■ **DIRECTIONS FOR THIS TASK**
State how many lines in the records below contain the string "tired", with case counting, and give only that number.

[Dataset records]
+++
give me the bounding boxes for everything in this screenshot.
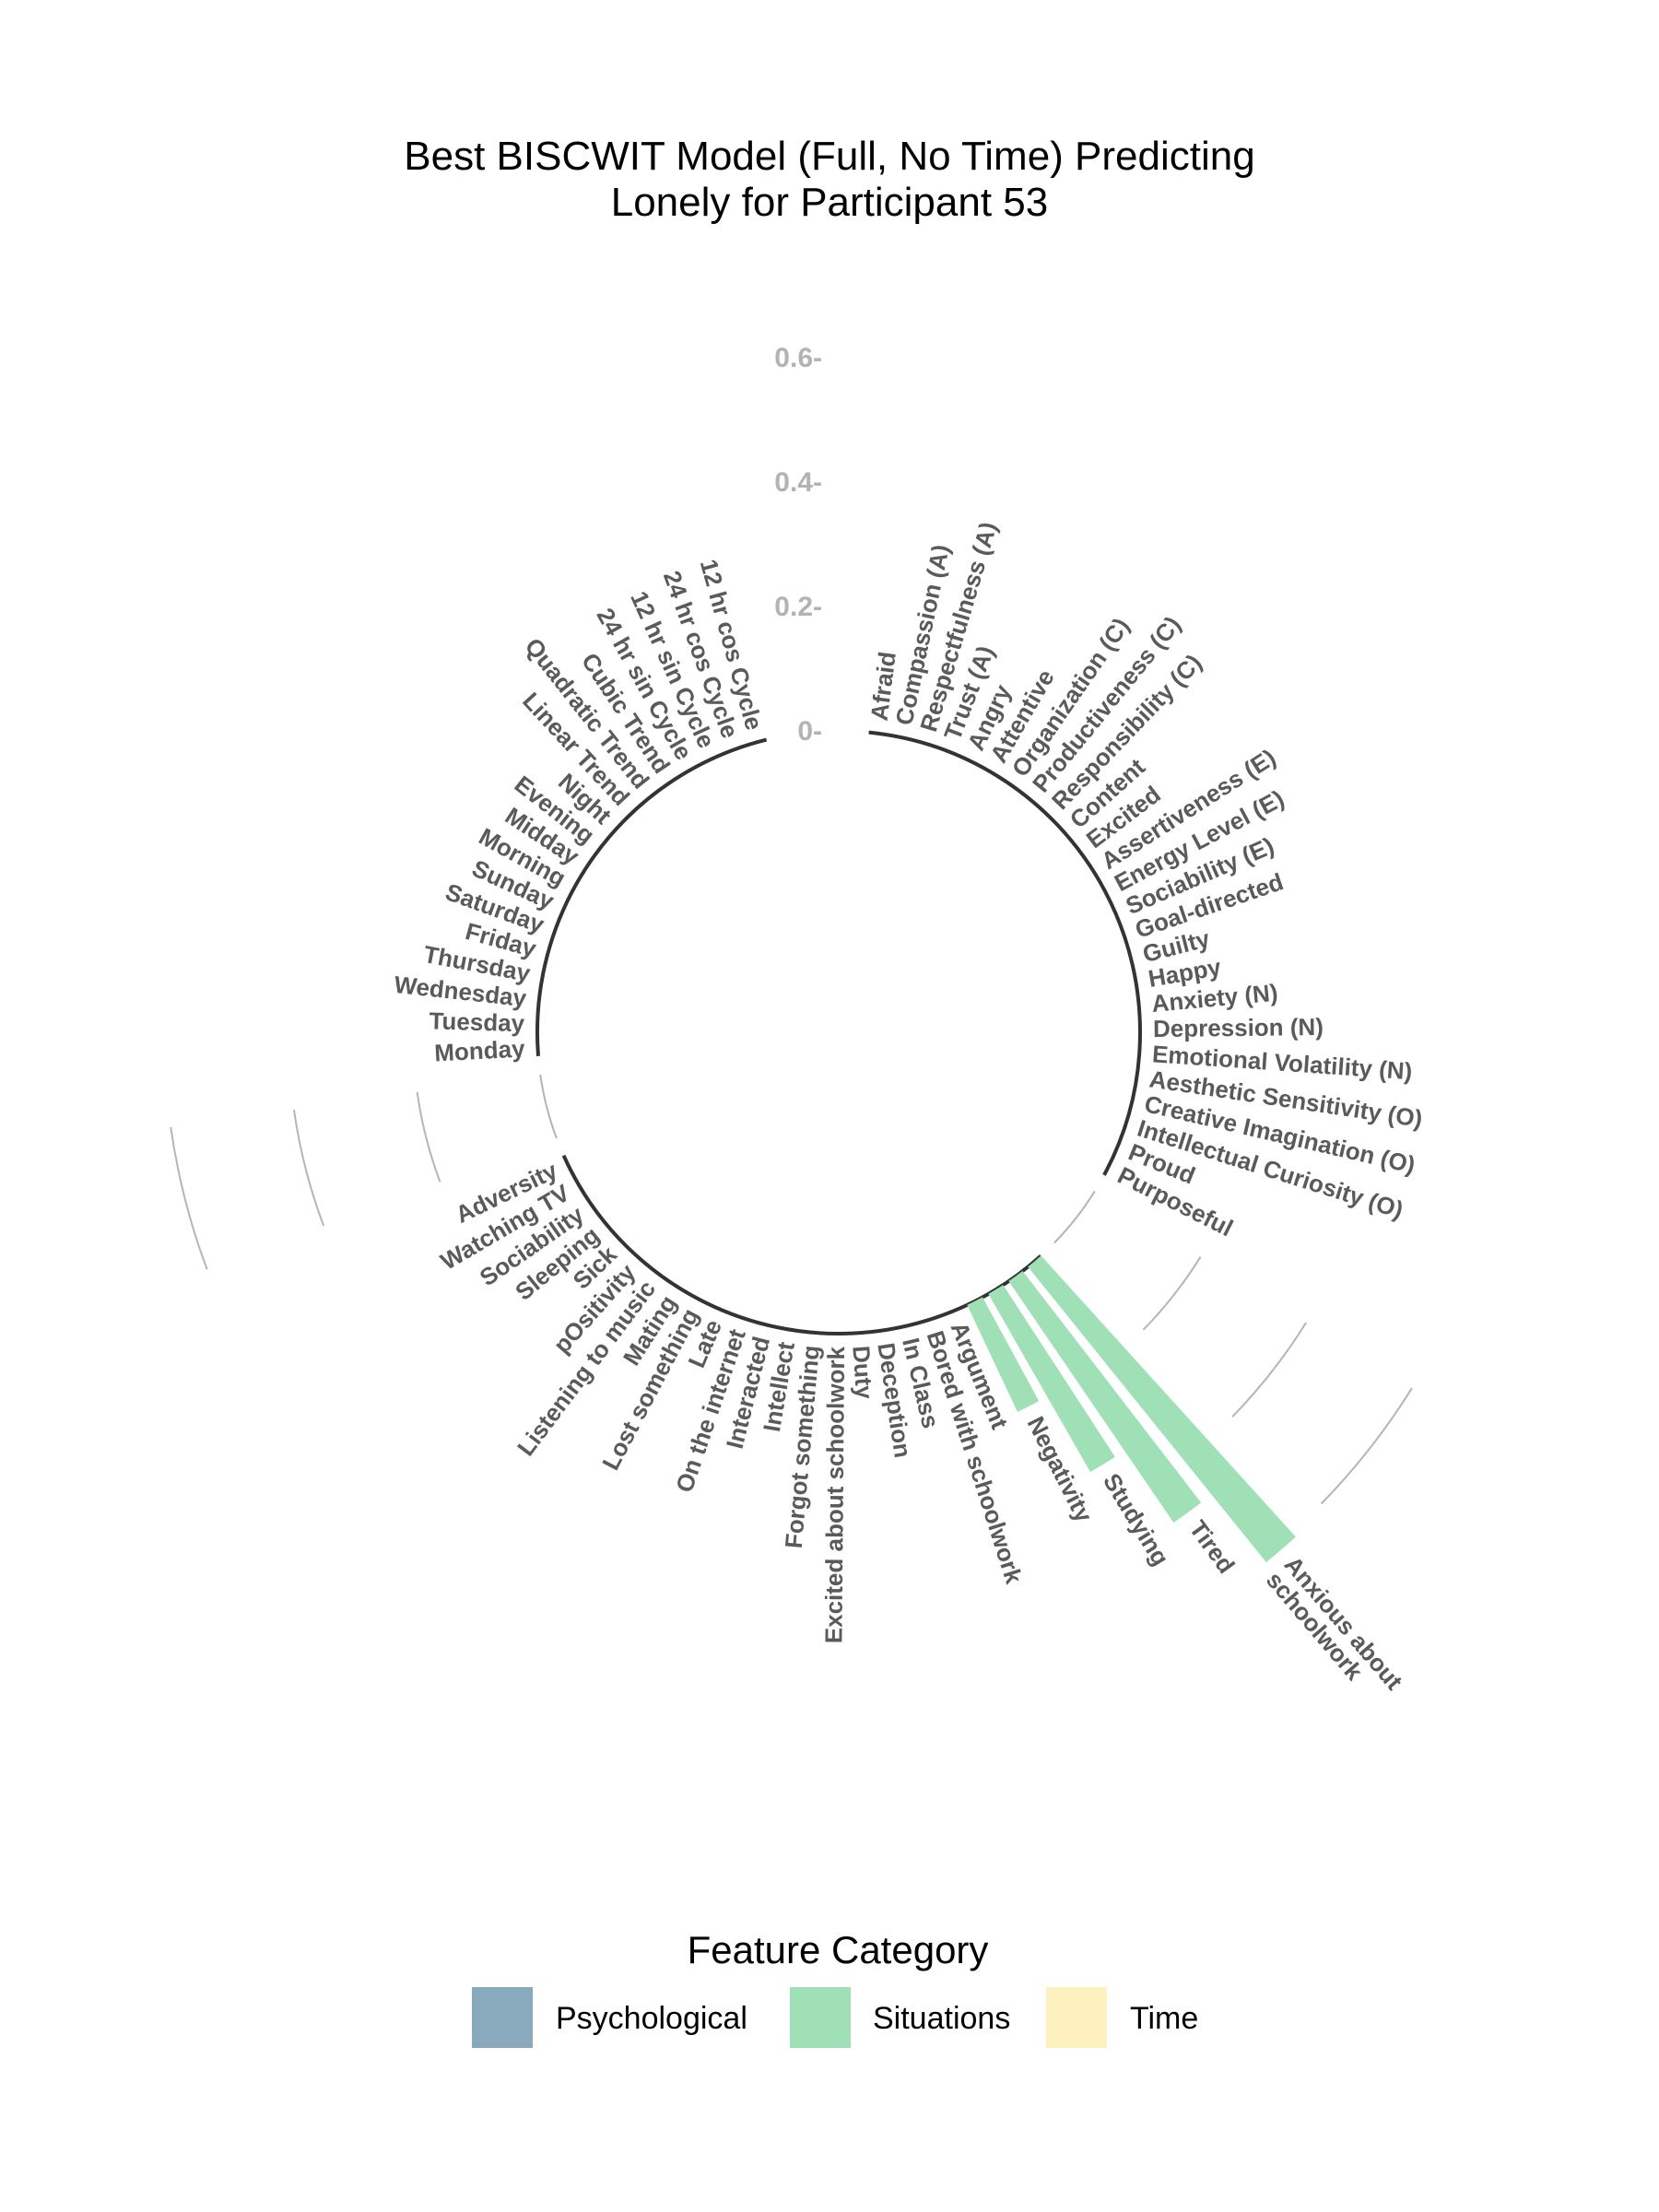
legend-label-time: Time — [1130, 2001, 1198, 2036]
feature-label-tired: Tired — [1183, 1515, 1240, 1579]
legend-label-psychological: Psychological — [556, 2001, 747, 2036]
baseline-arc-psychological — [868, 730, 1142, 1176]
feature-label-tuesday: Tuesday — [429, 1006, 525, 1037]
feature-label-duty: Duty — [847, 1345, 878, 1400]
legend-swatch-situations — [790, 1987, 851, 2048]
bar-negativity — [967, 1297, 1040, 1412]
grid-arc-b-3 — [1320, 1387, 1413, 1505]
legend-swatch-time — [1046, 1987, 1107, 2048]
grid-arc-0 — [539, 1074, 558, 1139]
grid-arc-b-1 — [1142, 1256, 1202, 1331]
bar-tired — [1008, 1271, 1202, 1524]
feature-label-monday: Monday — [434, 1034, 526, 1066]
feature-label-excited-about-schoolwork: Excited about schoolwork — [819, 1346, 850, 1643]
bar-studying — [988, 1285, 1115, 1473]
grid-arc-3 — [170, 1126, 208, 1270]
grid-arc-1 — [416, 1091, 441, 1182]
chart-title-line-2: Lonely for Participant 53 — [611, 180, 1049, 225]
legend-label-situations: Situations — [873, 2001, 1010, 2036]
grid-arc-b-0 — [1053, 1190, 1096, 1244]
y-tick-label-3: 0.6- — [774, 343, 822, 373]
legend-swatch-psychological — [472, 1987, 533, 2048]
grid-arc-2 — [292, 1109, 325, 1227]
y-tick-label-0: 0- — [797, 716, 822, 747]
y-tick-label-2: 0.4- — [774, 467, 822, 498]
baseline-arc-situations — [561, 1154, 1042, 1336]
legend-item-time: Time — [1046, 1987, 1198, 2048]
y-tick-label-1: 0.2- — [774, 592, 822, 622]
legend-item-situations: Situations — [790, 1987, 1010, 2048]
chart-title-line-1: Best BISCWIT Model (Full, No Time) Predi… — [404, 134, 1254, 179]
legend-title: Feature Category — [688, 1928, 989, 1971]
legend-item-psychological: Psychological — [472, 1987, 747, 2048]
baseline-arc-time — [535, 737, 768, 1056]
feature-label-anxious-about-schoolwork: Anxious aboutschoolwork — [1261, 1550, 1408, 1711]
feature-label-depression-n: Depression (N) — [1153, 1013, 1324, 1042]
bar-anxious-about-schoolwork — [1028, 1255, 1296, 1563]
grid-arc-b-2 — [1231, 1322, 1308, 1418]
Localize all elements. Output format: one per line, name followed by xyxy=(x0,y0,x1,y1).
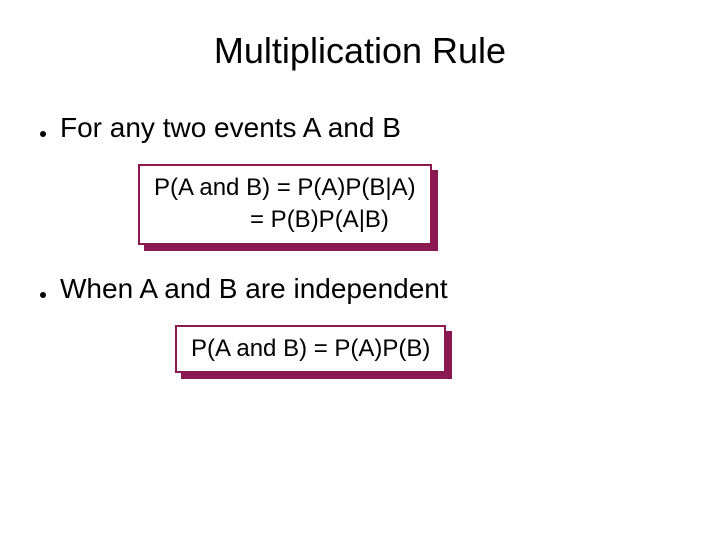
+++
■ **TASK ANSWER**
2